**Aim**
From the listing below, return each line that includes "ylabel".
******
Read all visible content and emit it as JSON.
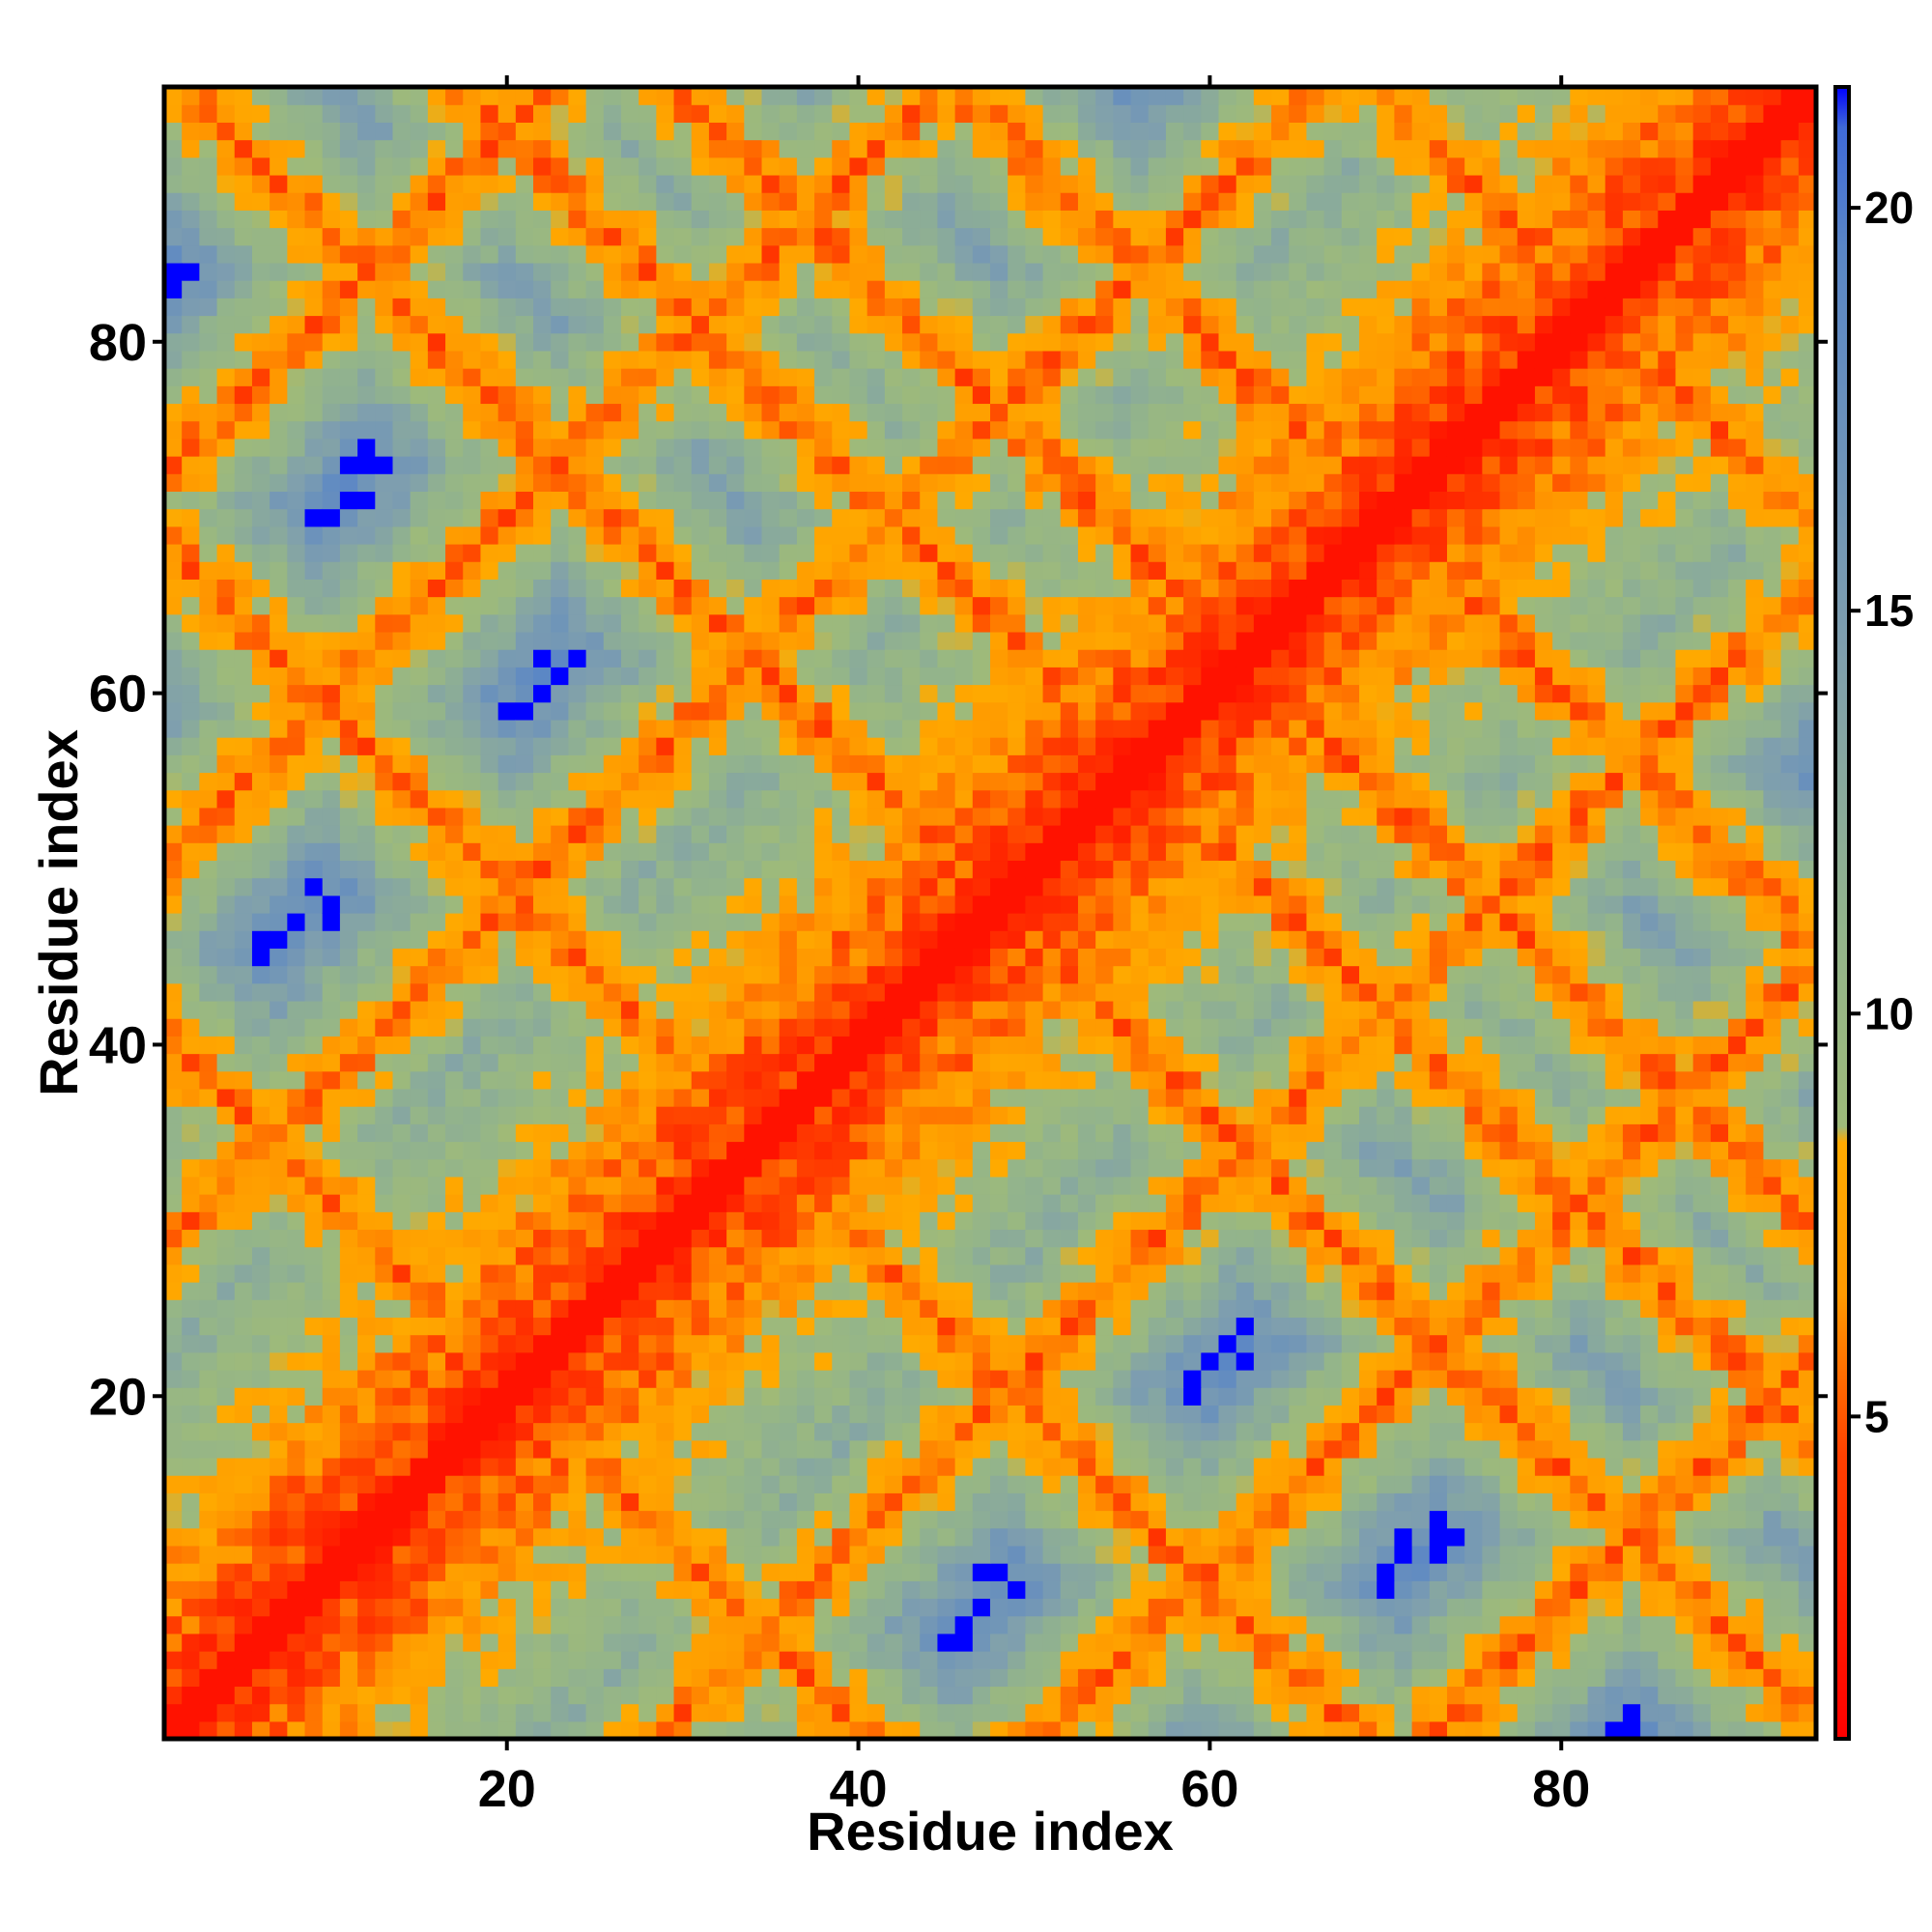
{
  "chart_data": {
    "type": "heatmap",
    "title": "",
    "xlabel": "Residue index",
    "ylabel": "Residue index",
    "n_residues": 94,
    "xlim": [
      0.5,
      94.5
    ],
    "ylim": [
      0.5,
      94.5
    ],
    "x_ticks": [
      {
        "value": 20,
        "label": "20"
      },
      {
        "value": 40,
        "label": "40"
      },
      {
        "value": 60,
        "label": "60"
      },
      {
        "value": 80,
        "label": "80"
      }
    ],
    "y_ticks": [
      {
        "value": 20,
        "label": "20"
      },
      {
        "value": 40,
        "label": "40"
      },
      {
        "value": 60,
        "label": "60"
      },
      {
        "value": 80,
        "label": "80"
      }
    ],
    "colorbar": {
      "range": [
        1.0,
        21.5
      ],
      "ticks": [
        {
          "value": 5,
          "label": "5"
        },
        {
          "value": 10,
          "label": "10"
        },
        {
          "value": 15,
          "label": "15"
        },
        {
          "value": 20,
          "label": "20"
        }
      ],
      "color_stops": [
        {
          "value": 1.0,
          "color": "#ff0000"
        },
        {
          "value": 4.5,
          "color": "#ff4000"
        },
        {
          "value": 6.5,
          "color": "#ff9900"
        },
        {
          "value": 8.4,
          "color": "#ffaa00"
        },
        {
          "value": 8.6,
          "color": "#9eba7a"
        },
        {
          "value": 11.0,
          "color": "#93b48b"
        },
        {
          "value": 14.5,
          "color": "#7f9fae"
        },
        {
          "value": 19.5,
          "color": "#5a86c6"
        },
        {
          "value": 21.0,
          "color": "#3f6ad8"
        },
        {
          "value": 21.5,
          "color": "#0000ff"
        }
      ],
      "saturated_color": "#0000ff"
    },
    "contact_bands": [
      {
        "kind": "diagonal",
        "offset": 0
      },
      {
        "kind": "parallel",
        "offset": -28
      },
      {
        "kind": "parallel",
        "offset": 28
      },
      {
        "kind": "parallel",
        "offset": 50
      },
      {
        "kind": "parallel",
        "offset": -50
      },
      {
        "kind": "parallel",
        "offset": 72
      },
      {
        "kind": "parallel",
        "offset": -72
      },
      {
        "kind": "antiparallel",
        "sum": 41
      },
      {
        "kind": "antiparallel",
        "sum": 69
      },
      {
        "kind": "antiparallel",
        "sum": 96
      },
      {
        "kind": "antiparallel",
        "sum": 112
      },
      {
        "kind": "antiparallel",
        "sum": 124
      },
      {
        "kind": "antiparallel",
        "sum": 140
      },
      {
        "kind": "antiparallel",
        "sum": 164
      }
    ],
    "legend": "none",
    "grid": false
  }
}
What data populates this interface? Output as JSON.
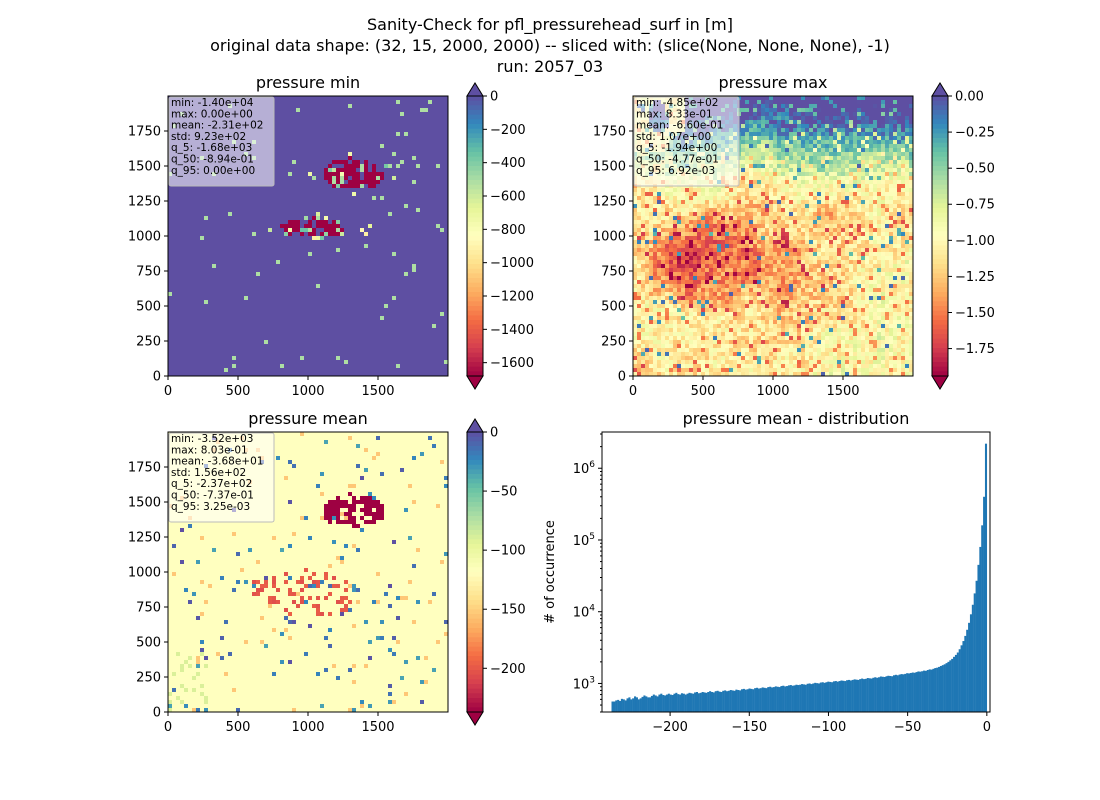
{
  "figure": {
    "title_lines": [
      "Sanity-Check for pfl_pressurehead_surf in [m]",
      "original data shape: (32, 15, 2000, 2000) -- sliced with: (slice(None, None, None), -1)",
      "run: 2057_03"
    ]
  },
  "chart_data": [
    {
      "type": "heatmap",
      "title": "pressure min",
      "xlim": [
        0,
        2000
      ],
      "ylim": [
        0,
        2000
      ],
      "x_ticks": [
        "0",
        "500",
        "1000",
        "1500"
      ],
      "y_ticks": [
        "0",
        "250",
        "500",
        "750",
        "1000",
        "1250",
        "1500",
        "1750"
      ],
      "colorbar": {
        "colormap": "Spectral",
        "range": [
          -1680,
          0
        ],
        "ticks": [
          "0",
          "−200",
          "−400",
          "−600",
          "−800",
          "−1000",
          "−1200",
          "−1400",
          "−1600"
        ],
        "tick_values": [
          0,
          -200,
          -400,
          -600,
          -800,
          -1000,
          -1200,
          -1400,
          -1600
        ],
        "extend": "both"
      },
      "stats": [
        "min: -1.40e+04",
        "max: 0.00e+00",
        "mean: -2.31e+02",
        "std: 9.23e+02",
        "q_5: -1.68e+03",
        "q_50: -8.94e-01",
        "q_95: 0.00e+00"
      ]
    },
    {
      "type": "heatmap",
      "title": "pressure max",
      "xlim": [
        0,
        2000
      ],
      "ylim": [
        0,
        2000
      ],
      "x_ticks": [
        "0",
        "500",
        "1000",
        "1500"
      ],
      "y_ticks": [
        "0",
        "250",
        "500",
        "750",
        "1000",
        "1250",
        "1500",
        "1750"
      ],
      "colorbar": {
        "colormap": "Spectral",
        "range": [
          -1.94,
          0.0
        ],
        "ticks": [
          "0.00",
          "−0.25",
          "−0.50",
          "−0.75",
          "−1.00",
          "−1.25",
          "−1.50",
          "−1.75"
        ],
        "tick_values": [
          0.0,
          -0.25,
          -0.5,
          -0.75,
          -1.0,
          -1.25,
          -1.5,
          -1.75
        ],
        "extend": "both"
      },
      "stats": [
        "min: -4.85e+02",
        "max: 8.33e-01",
        "mean: -6.60e-01",
        "std: 1.07e+00",
        "q_5: -1.94e+00",
        "q_50: -4.77e-01",
        "q_95: 6.92e-03"
      ]
    },
    {
      "type": "heatmap",
      "title": "pressure mean",
      "xlim": [
        0,
        2000
      ],
      "ylim": [
        0,
        2000
      ],
      "x_ticks": [
        "0",
        "500",
        "1000",
        "1500"
      ],
      "y_ticks": [
        "0",
        "250",
        "500",
        "750",
        "1000",
        "1250",
        "1500",
        "1750"
      ],
      "colorbar": {
        "colormap": "Spectral",
        "range": [
          -237,
          0
        ],
        "ticks": [
          "0",
          "−50",
          "−100",
          "−150",
          "−200"
        ],
        "tick_values": [
          0,
          -50,
          -100,
          -150,
          -200
        ],
        "extend": "both"
      },
      "stats": [
        "min: -3.52e+03",
        "max: 8.03e-01",
        "mean: -3.68e+01",
        "std: 1.56e+02",
        "q_5: -2.37e+02",
        "q_50: -7.37e-01",
        "q_95: 3.25e-03"
      ]
    },
    {
      "type": "bar",
      "title": "pressure mean - distribution",
      "ylabel": "# of occurrence",
      "xlabel": "",
      "yscale": "log",
      "xlim": [
        -243,
        2
      ],
      "ylim": [
        400,
        3200000
      ],
      "x_ticks": [
        "−200",
        "−150",
        "−100",
        "−50",
        "0"
      ],
      "x_tick_values": [
        -200,
        -150,
        -100,
        -50,
        0
      ],
      "y_ticks": [
        "10^3",
        "10^4",
        "10^5",
        "10^6"
      ],
      "y_tick_values": [
        1000,
        10000,
        100000,
        1000000
      ],
      "bin_range": [
        -237,
        0
      ],
      "bins": 200,
      "color": "#1f77b4",
      "values": [
        560,
        560,
        580,
        590,
        570,
        610,
        600,
        580,
        620,
        640,
        600,
        620,
        660,
        640,
        600,
        620,
        650,
        680,
        660,
        640,
        640,
        670,
        700,
        680,
        660,
        700,
        720,
        690,
        680,
        700,
        720,
        700,
        690,
        720,
        740,
        710,
        700,
        730,
        720,
        700,
        720,
        740,
        730,
        720,
        750,
        760,
        730,
        740,
        760,
        750,
        740,
        760,
        780,
        760,
        750,
        780,
        790,
        770,
        760,
        790,
        800,
        780,
        790,
        810,
        800,
        790,
        820,
        810,
        800,
        830,
        840,
        820,
        830,
        850,
        840,
        830,
        860,
        870,
        850,
        860,
        880,
        870,
        860,
        890,
        900,
        880,
        890,
        910,
        900,
        890,
        920,
        930,
        910,
        920,
        940,
        950,
        930,
        940,
        960,
        950,
        960,
        980,
        970,
        960,
        990,
        1000,
        980,
        1000,
        1020,
        1010,
        1000,
        1030,
        1040,
        1020,
        1040,
        1060,
        1050,
        1040,
        1070,
        1080,
        1060,
        1080,
        1100,
        1090,
        1080,
        1110,
        1120,
        1100,
        1120,
        1140,
        1130,
        1120,
        1150,
        1170,
        1150,
        1160,
        1190,
        1180,
        1170,
        1200,
        1220,
        1200,
        1220,
        1250,
        1240,
        1230,
        1260,
        1280,
        1270,
        1260,
        1300,
        1320,
        1300,
        1330,
        1350,
        1340,
        1360,
        1390,
        1380,
        1400,
        1420,
        1410,
        1440,
        1470,
        1460,
        1480,
        1510,
        1500,
        1540,
        1570,
        1560,
        1600,
        1640,
        1660,
        1700,
        1750,
        1800,
        1850,
        1920,
        2000,
        2100,
        2200,
        2350,
        2500,
        2700,
        3000,
        3400,
        3900,
        4600,
        5600,
        7000,
        9200,
        12500,
        18000,
        27000,
        45000,
        80000,
        160000,
        400000,
        2200000
      ]
    }
  ]
}
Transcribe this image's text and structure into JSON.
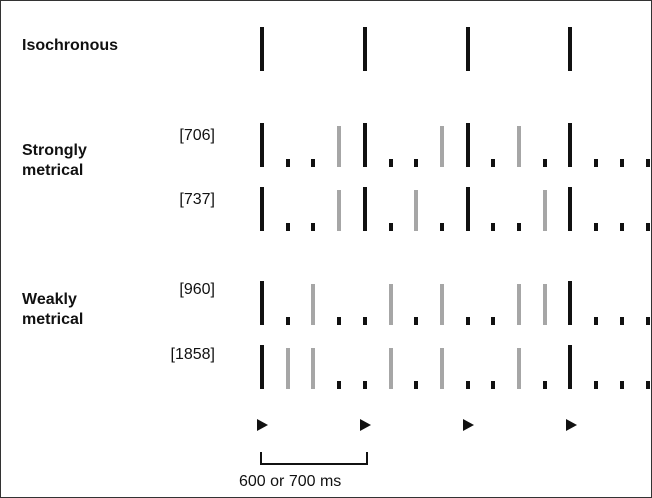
{
  "labels": {
    "isochronous": "Isochronous",
    "strongly_metrical": "Strongly\nmetrical",
    "weakly_metrical": "Weakly\nmetrical",
    "interval": "600 or 700 ms"
  },
  "colors": {
    "loud": "#111111",
    "medium": "#a6a6a6",
    "soft": "#111111"
  },
  "rows": [
    {
      "code": "",
      "pattern": "L...L...L...L..."
    },
    {
      "code": "[706]",
      "pattern": "LssMLssMLsMsLsss"
    },
    {
      "code": "[737]",
      "pattern": "LssMLsMsLssMLsss"
    },
    {
      "code": "[960]",
      "pattern": "LsMssMsMssMMLsss"
    },
    {
      "code": "[1858]",
      "pattern": "LMMssMsMssMsLsss"
    }
  ],
  "beat_markers": [
    "beat",
    "beat",
    "beat",
    "beat"
  ]
}
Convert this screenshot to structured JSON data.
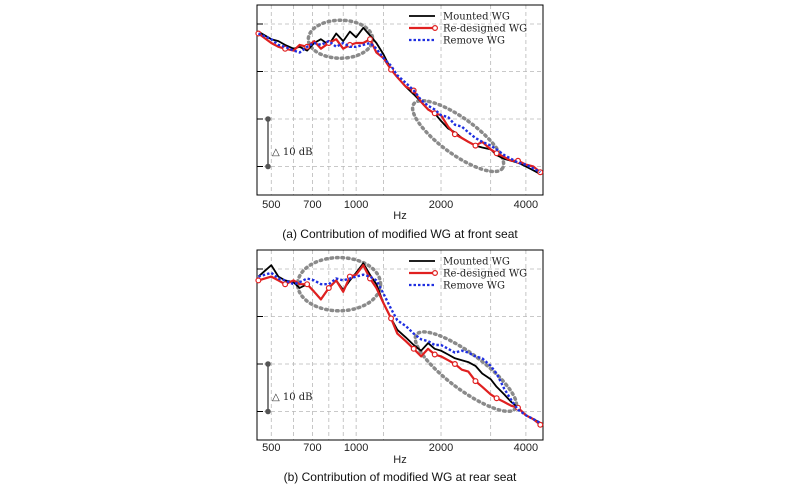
******
**Output of the exercise**
    "ylabel": "Residue index",
      "ylabel": "# of occurrence",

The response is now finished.